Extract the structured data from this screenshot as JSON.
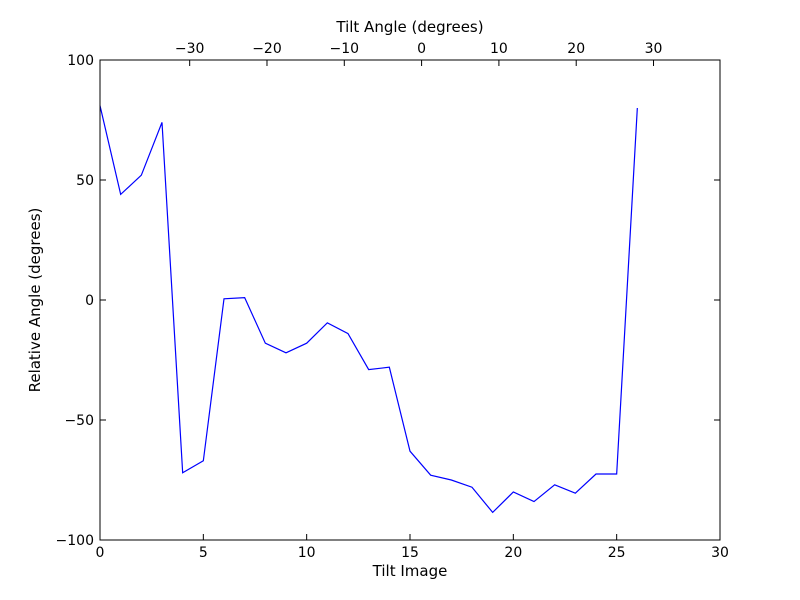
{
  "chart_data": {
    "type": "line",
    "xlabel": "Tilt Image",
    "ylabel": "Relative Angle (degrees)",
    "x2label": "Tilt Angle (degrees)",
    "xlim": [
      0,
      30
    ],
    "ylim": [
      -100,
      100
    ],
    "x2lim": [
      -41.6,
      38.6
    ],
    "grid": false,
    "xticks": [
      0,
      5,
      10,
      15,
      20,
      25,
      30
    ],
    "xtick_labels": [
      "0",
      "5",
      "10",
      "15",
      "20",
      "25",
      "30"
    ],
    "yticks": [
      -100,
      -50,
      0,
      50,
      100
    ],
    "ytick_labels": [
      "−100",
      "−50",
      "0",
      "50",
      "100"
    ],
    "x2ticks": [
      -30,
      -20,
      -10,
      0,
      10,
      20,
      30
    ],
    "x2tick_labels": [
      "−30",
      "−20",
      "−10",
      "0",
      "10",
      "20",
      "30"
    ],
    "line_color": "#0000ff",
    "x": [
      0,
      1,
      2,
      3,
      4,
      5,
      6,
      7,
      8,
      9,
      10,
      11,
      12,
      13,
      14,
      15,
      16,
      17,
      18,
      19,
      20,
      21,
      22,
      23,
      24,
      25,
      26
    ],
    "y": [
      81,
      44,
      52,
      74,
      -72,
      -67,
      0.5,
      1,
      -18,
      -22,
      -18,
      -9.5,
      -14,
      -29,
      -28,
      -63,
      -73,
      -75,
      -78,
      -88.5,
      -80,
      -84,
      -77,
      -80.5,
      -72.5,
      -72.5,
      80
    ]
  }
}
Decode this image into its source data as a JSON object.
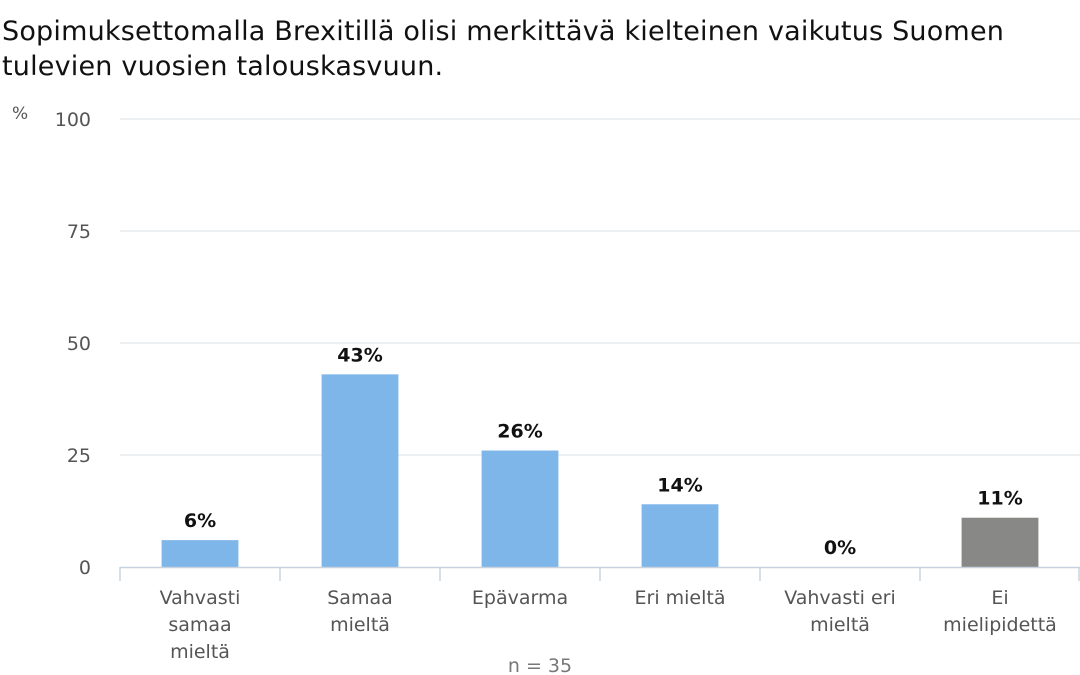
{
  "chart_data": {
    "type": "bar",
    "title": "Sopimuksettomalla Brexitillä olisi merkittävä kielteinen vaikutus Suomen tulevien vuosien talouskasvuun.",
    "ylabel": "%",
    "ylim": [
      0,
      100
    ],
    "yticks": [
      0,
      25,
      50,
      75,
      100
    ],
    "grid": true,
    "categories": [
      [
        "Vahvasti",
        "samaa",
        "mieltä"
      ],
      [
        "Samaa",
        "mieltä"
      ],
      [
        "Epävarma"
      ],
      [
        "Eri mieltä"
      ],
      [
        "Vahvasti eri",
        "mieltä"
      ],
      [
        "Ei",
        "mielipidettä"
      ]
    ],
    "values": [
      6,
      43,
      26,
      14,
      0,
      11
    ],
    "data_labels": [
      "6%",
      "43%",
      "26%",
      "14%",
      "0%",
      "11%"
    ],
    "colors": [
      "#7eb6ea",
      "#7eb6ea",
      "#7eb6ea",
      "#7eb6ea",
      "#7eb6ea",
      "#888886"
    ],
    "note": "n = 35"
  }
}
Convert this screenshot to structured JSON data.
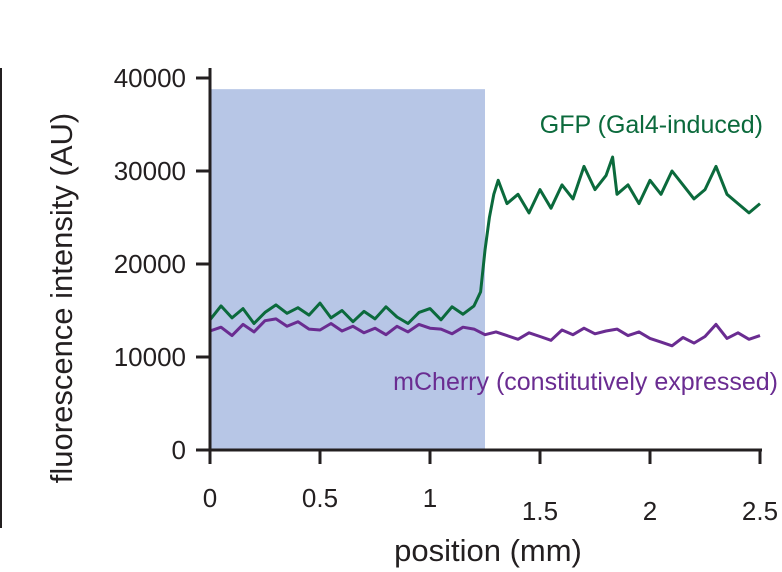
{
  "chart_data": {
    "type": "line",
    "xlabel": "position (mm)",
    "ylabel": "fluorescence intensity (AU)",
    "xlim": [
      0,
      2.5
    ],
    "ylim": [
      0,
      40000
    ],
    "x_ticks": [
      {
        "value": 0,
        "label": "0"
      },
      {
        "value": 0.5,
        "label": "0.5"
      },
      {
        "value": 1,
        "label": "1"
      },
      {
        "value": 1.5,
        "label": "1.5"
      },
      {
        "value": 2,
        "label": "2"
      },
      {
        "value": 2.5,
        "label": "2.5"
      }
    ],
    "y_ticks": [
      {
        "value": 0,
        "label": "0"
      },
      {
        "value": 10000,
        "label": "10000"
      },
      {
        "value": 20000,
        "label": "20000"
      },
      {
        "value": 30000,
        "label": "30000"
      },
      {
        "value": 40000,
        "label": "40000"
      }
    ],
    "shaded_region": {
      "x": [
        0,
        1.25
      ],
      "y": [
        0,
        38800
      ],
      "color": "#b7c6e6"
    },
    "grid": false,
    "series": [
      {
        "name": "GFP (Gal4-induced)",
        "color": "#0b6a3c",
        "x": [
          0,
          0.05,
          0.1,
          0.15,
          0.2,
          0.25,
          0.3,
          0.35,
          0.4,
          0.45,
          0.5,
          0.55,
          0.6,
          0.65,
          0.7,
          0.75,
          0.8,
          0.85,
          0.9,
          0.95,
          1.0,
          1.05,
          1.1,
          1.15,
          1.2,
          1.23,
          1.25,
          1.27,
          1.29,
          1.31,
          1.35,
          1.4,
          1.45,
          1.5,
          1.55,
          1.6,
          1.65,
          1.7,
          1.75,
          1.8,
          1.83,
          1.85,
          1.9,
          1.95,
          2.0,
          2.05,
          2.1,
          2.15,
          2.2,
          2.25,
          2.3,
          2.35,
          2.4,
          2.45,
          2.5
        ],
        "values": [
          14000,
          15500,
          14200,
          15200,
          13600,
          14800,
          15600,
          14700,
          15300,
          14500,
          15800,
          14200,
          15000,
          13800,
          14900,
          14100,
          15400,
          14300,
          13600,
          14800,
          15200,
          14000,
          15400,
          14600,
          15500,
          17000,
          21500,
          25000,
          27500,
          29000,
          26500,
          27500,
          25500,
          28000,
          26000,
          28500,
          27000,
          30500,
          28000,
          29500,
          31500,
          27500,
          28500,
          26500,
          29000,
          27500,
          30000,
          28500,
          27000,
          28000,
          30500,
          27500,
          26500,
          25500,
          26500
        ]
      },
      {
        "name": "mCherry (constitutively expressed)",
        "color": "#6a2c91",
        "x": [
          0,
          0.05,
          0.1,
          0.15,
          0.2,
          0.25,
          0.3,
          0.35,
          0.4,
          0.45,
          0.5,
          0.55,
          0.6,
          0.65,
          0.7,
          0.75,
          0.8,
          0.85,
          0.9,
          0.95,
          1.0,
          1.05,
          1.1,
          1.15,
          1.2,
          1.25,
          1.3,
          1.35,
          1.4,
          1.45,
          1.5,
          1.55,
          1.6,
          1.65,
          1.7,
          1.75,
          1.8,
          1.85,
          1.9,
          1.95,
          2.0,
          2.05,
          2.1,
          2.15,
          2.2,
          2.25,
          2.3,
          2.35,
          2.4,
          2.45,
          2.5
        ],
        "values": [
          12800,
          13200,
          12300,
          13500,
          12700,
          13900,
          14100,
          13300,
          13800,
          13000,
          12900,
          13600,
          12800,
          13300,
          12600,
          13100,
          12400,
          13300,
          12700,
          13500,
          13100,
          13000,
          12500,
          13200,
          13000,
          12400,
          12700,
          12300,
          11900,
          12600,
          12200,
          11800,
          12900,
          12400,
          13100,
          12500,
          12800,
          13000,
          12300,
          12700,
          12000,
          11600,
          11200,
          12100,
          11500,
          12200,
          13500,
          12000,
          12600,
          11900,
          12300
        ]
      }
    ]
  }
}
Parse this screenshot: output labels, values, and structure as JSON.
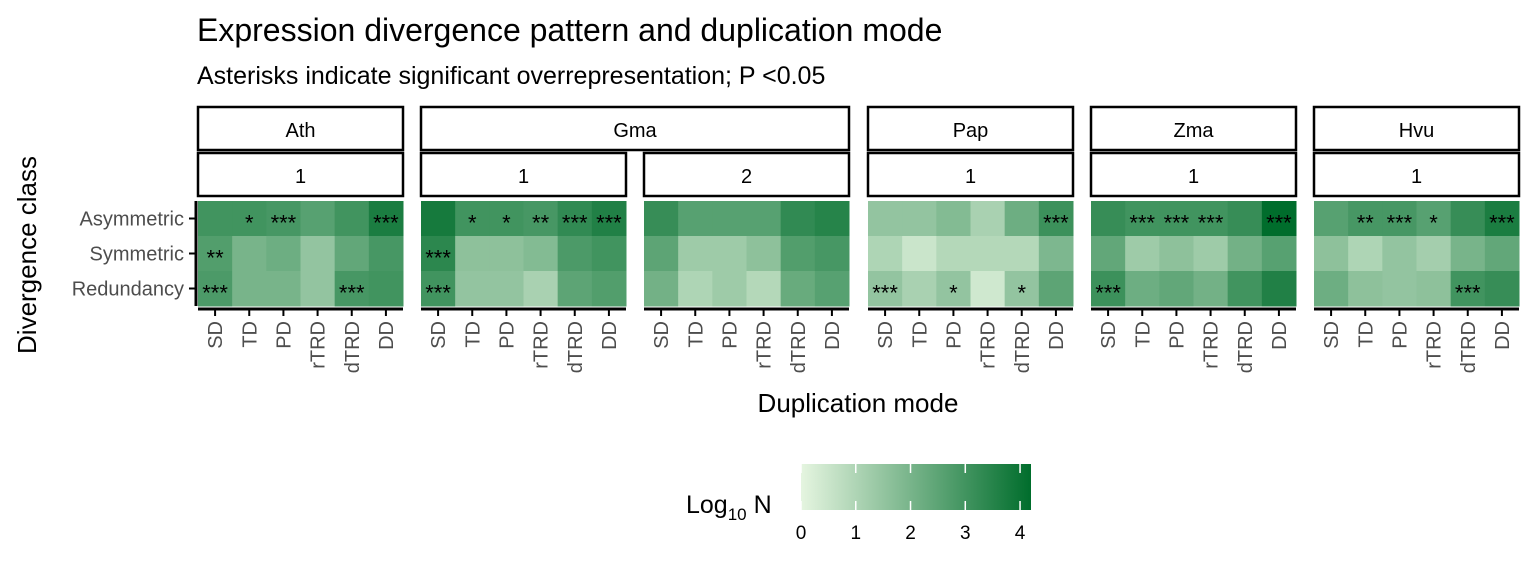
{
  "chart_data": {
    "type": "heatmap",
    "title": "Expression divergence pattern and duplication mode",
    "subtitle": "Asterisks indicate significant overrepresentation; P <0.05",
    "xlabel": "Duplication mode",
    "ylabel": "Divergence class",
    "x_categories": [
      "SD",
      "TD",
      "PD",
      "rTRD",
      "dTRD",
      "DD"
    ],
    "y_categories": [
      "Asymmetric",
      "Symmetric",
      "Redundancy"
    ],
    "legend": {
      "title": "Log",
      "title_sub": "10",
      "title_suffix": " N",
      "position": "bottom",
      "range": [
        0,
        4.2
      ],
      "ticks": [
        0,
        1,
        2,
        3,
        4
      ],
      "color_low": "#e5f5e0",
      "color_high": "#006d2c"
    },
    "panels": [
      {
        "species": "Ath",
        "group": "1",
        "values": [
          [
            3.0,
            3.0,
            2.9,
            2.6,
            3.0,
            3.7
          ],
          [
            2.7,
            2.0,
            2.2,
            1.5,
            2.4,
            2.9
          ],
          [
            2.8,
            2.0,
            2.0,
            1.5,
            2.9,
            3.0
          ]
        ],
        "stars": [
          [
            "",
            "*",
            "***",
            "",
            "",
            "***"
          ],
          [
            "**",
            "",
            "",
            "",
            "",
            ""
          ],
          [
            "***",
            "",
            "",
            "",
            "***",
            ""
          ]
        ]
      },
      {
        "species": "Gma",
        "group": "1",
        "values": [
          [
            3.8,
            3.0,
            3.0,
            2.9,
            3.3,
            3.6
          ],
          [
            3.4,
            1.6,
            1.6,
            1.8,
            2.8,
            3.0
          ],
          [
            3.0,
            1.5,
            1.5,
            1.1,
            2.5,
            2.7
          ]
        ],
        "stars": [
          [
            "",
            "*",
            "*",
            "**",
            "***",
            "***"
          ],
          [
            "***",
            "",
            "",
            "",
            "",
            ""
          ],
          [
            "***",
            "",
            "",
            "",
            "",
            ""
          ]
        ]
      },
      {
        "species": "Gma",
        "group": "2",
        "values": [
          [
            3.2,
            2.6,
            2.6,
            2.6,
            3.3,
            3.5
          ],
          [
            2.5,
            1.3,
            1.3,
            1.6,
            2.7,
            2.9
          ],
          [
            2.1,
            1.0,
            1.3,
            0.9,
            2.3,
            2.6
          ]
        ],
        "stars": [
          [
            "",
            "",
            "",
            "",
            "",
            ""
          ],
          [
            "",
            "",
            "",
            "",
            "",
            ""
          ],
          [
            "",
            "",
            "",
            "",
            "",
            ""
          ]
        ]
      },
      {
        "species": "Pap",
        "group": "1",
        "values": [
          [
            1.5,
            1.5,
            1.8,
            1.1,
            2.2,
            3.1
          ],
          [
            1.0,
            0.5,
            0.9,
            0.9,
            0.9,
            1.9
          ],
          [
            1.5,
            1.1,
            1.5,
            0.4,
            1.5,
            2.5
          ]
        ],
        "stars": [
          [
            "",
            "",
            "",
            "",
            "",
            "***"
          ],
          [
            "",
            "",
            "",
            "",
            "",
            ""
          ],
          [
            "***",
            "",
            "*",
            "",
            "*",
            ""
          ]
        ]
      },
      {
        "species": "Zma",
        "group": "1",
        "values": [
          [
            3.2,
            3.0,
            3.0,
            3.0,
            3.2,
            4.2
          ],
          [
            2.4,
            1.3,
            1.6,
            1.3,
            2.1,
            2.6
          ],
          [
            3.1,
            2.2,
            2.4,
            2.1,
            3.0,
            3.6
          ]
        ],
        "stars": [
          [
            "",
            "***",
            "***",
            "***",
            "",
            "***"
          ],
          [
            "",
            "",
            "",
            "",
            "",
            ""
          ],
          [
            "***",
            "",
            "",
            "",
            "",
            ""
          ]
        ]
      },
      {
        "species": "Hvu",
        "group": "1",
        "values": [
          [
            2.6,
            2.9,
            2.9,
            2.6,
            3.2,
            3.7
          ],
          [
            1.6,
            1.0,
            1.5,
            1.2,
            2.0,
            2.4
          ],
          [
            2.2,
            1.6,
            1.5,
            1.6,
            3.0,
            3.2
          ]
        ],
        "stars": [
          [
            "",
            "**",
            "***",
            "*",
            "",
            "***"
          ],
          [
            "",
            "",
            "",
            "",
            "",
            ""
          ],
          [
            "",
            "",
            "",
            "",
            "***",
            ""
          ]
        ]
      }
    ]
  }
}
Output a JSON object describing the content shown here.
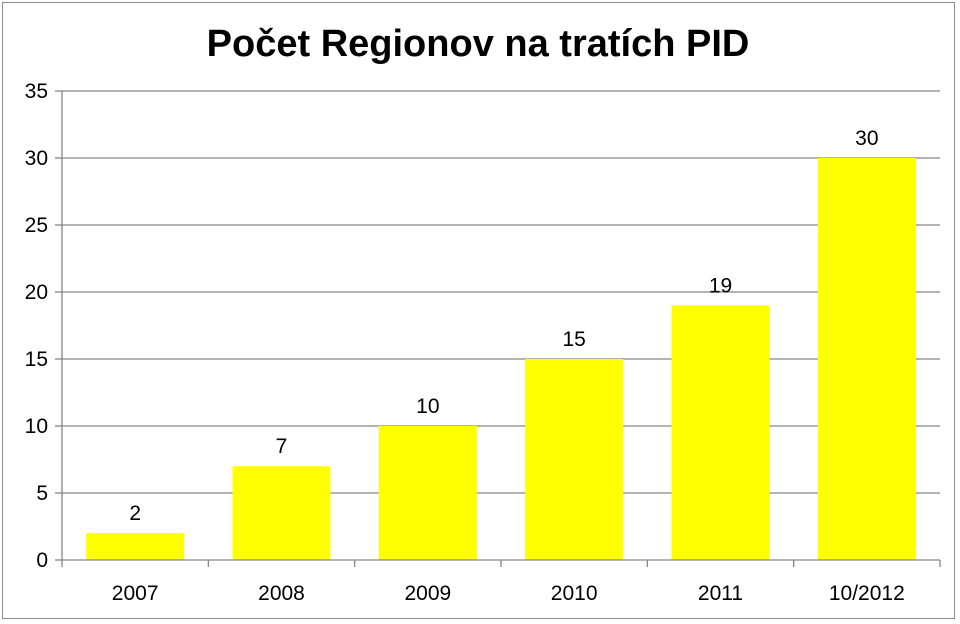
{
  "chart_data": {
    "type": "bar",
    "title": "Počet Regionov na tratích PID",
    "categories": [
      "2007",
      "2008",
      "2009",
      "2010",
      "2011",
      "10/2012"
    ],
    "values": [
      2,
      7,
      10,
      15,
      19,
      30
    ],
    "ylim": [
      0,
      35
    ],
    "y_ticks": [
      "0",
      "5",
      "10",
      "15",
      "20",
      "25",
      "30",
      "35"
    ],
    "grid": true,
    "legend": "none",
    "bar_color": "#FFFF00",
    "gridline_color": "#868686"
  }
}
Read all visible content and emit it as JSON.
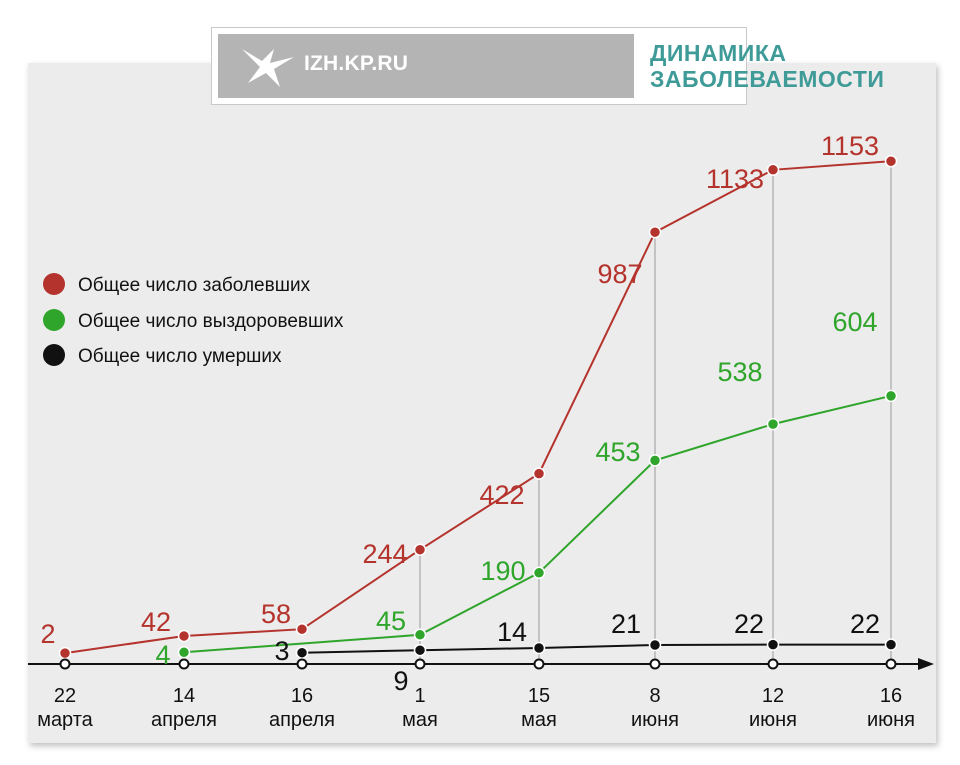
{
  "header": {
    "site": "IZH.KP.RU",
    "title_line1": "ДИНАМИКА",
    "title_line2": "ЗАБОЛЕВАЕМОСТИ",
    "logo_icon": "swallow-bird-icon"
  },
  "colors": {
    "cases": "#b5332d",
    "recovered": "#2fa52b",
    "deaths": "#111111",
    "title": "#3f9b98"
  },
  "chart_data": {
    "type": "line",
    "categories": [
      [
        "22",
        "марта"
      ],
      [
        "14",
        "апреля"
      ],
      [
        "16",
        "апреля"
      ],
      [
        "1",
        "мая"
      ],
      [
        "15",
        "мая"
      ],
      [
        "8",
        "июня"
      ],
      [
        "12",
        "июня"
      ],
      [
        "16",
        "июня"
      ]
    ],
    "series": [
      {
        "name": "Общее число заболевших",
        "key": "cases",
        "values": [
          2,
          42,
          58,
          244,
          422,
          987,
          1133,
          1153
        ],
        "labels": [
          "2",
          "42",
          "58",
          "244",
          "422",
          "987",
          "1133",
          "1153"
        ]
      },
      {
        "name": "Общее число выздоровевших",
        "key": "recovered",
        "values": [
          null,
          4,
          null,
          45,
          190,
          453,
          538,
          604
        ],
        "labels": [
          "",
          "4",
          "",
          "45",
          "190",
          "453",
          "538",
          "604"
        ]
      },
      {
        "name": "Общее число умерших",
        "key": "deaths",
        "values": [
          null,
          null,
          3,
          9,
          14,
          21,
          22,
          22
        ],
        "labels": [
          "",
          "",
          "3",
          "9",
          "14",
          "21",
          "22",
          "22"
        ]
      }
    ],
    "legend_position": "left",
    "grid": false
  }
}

- - -

Pick each line holding the word "ylabel" out of the data and copy it.

_Solution for this exercise_
    "ylabel": "Relative Angle (degrees)",
    "ylabel": "%",
    "ylabel": "fluorescence intensity (AU)",
    "ylabel": "Divergence class",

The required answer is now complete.